--- START OF Information shown ---

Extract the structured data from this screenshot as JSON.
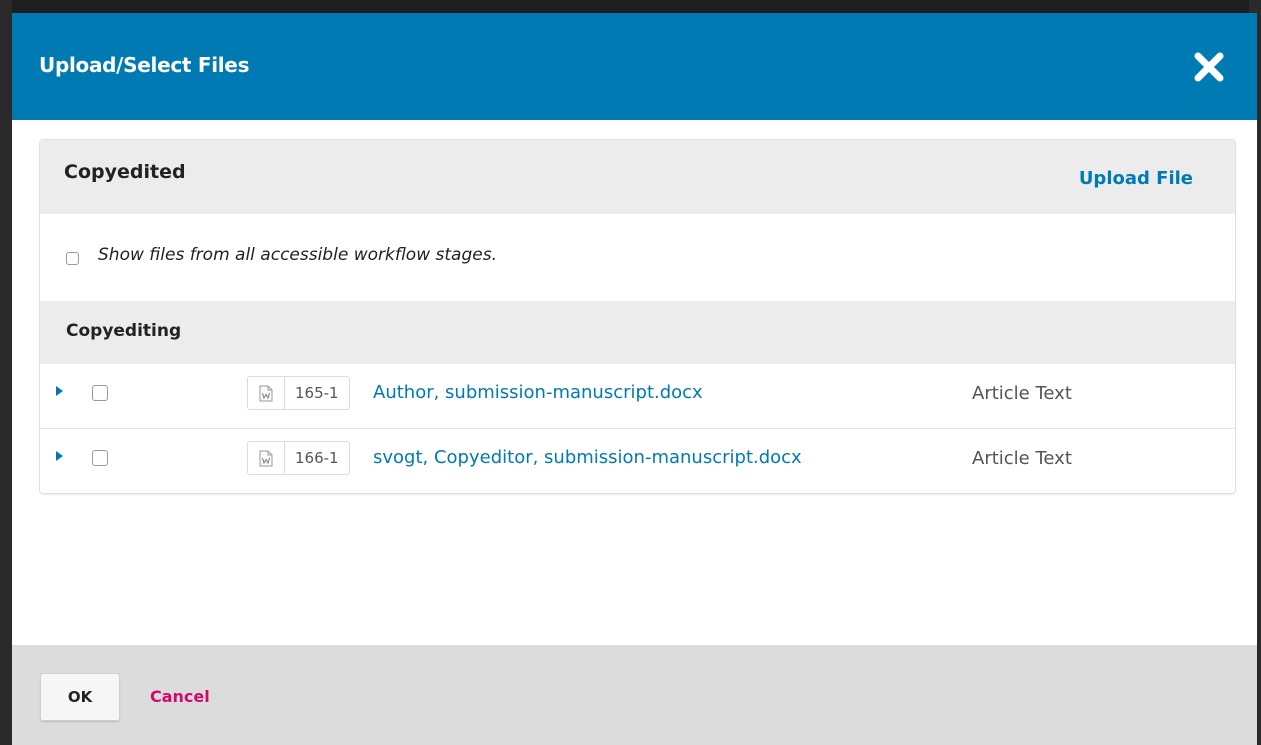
{
  "modal": {
    "title": "Upload/Select Files",
    "close_icon": "close-x-icon"
  },
  "panel": {
    "title": "Copyedited",
    "upload_label": "Upload File"
  },
  "filter": {
    "label": "Show files from all accessible workflow stages.",
    "checked": false
  },
  "group": {
    "title": "Copyediting"
  },
  "files": [
    {
      "icon": "word-document-icon",
      "id": "165-1",
      "name": "Author, submission-manuscript.docx",
      "genre": "Article Text",
      "checked": false
    },
    {
      "icon": "word-document-icon",
      "id": "166-1",
      "name": "svogt, Copyeditor, submission-manuscript.docx",
      "genre": "Article Text",
      "checked": false
    }
  ],
  "footer": {
    "ok_label": "OK",
    "cancel_label": "Cancel"
  },
  "colors": {
    "header_bg": "#007ab2",
    "link": "#007ab2",
    "cancel": "#d00a6c"
  }
}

--- END OF Information shown ---

Without the pictures, print the whole listing exactly as given.

◆ Final result
Extract the structured data from this screenshot as JSON.
{
  "modal": {
    "title": "Upload/Select Files",
    "close_icon": "close-x-icon"
  },
  "panel": {
    "title": "Copyedited",
    "upload_label": "Upload File"
  },
  "filter": {
    "label": "Show files from all accessible workflow stages.",
    "checked": false
  },
  "group": {
    "title": "Copyediting"
  },
  "files": [
    {
      "icon": "word-document-icon",
      "id": "165-1",
      "name": "Author, submission-manuscript.docx",
      "genre": "Article Text",
      "checked": false
    },
    {
      "icon": "word-document-icon",
      "id": "166-1",
      "name": "svogt, Copyeditor, submission-manuscript.docx",
      "genre": "Article Text",
      "checked": false
    }
  ],
  "footer": {
    "ok_label": "OK",
    "cancel_label": "Cancel"
  },
  "colors": {
    "header_bg": "#007ab2",
    "link": "#007ab2",
    "cancel": "#d00a6c"
  }
}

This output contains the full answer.